### SHORT EXERCISE
Can you copy out all of the records below line for line, exactly as they appear, leaving the pictures out?

### TASK MATERIAL
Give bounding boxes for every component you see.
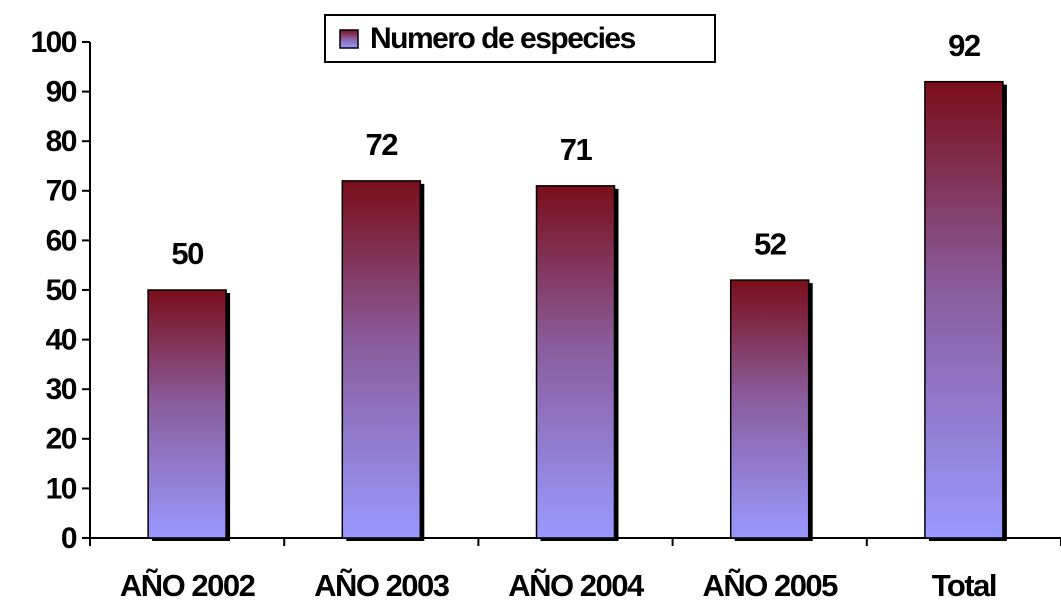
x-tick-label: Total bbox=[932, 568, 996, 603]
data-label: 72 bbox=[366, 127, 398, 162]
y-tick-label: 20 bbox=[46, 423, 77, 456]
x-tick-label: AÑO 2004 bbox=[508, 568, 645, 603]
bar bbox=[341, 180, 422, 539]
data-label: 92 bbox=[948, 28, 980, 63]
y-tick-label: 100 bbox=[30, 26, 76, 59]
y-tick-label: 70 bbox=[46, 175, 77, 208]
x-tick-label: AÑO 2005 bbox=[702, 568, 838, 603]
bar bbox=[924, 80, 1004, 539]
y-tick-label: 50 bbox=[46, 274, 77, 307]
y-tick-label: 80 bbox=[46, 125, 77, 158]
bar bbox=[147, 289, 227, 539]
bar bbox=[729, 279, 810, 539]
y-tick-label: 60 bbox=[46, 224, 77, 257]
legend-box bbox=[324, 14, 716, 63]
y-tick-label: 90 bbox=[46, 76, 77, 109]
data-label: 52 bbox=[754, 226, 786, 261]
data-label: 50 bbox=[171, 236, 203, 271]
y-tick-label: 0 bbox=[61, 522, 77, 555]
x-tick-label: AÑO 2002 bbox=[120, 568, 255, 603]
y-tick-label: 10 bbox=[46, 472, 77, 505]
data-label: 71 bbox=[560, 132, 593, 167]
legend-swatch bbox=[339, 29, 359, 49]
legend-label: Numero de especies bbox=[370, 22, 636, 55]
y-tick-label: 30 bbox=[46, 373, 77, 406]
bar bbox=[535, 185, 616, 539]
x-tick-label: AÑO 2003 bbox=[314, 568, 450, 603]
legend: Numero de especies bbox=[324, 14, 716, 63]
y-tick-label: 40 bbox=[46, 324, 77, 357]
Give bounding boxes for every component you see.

### EXERCISE RESPONSE
Give bounding boxes for every component you see.
x-tick-label: Total bbox=[932, 568, 996, 603]
data-label: 72 bbox=[366, 127, 398, 162]
y-tick-label: 20 bbox=[46, 423, 77, 456]
x-tick-label: AÑO 2004 bbox=[508, 568, 645, 603]
bar bbox=[341, 180, 422, 539]
data-label: 92 bbox=[948, 28, 980, 63]
y-tick-label: 100 bbox=[30, 26, 76, 59]
y-tick-label: 70 bbox=[46, 175, 77, 208]
x-tick-label: AÑO 2005 bbox=[702, 568, 838, 603]
bar bbox=[924, 80, 1004, 539]
y-tick-label: 50 bbox=[46, 274, 77, 307]
y-tick-label: 80 bbox=[46, 125, 77, 158]
bar bbox=[147, 289, 227, 539]
bar bbox=[729, 279, 810, 539]
y-tick-label: 60 bbox=[46, 224, 77, 257]
legend-box bbox=[324, 14, 716, 63]
y-tick-label: 90 bbox=[46, 76, 77, 109]
data-label: 52 bbox=[754, 226, 786, 261]
data-label: 50 bbox=[171, 236, 203, 271]
y-tick-label: 0 bbox=[61, 522, 77, 555]
x-tick-label: AÑO 2002 bbox=[120, 568, 255, 603]
y-tick-label: 10 bbox=[46, 472, 77, 505]
data-label: 71 bbox=[560, 132, 593, 167]
legend-swatch bbox=[339, 29, 359, 49]
legend-label: Numero de especies bbox=[370, 22, 636, 55]
y-tick-label: 30 bbox=[46, 373, 77, 406]
bar bbox=[535, 185, 616, 539]
x-tick-label: AÑO 2003 bbox=[314, 568, 450, 603]
legend: Numero de especies bbox=[324, 14, 716, 63]
y-tick-label: 40 bbox=[46, 324, 77, 357]
Give bounding boxes for every component you see.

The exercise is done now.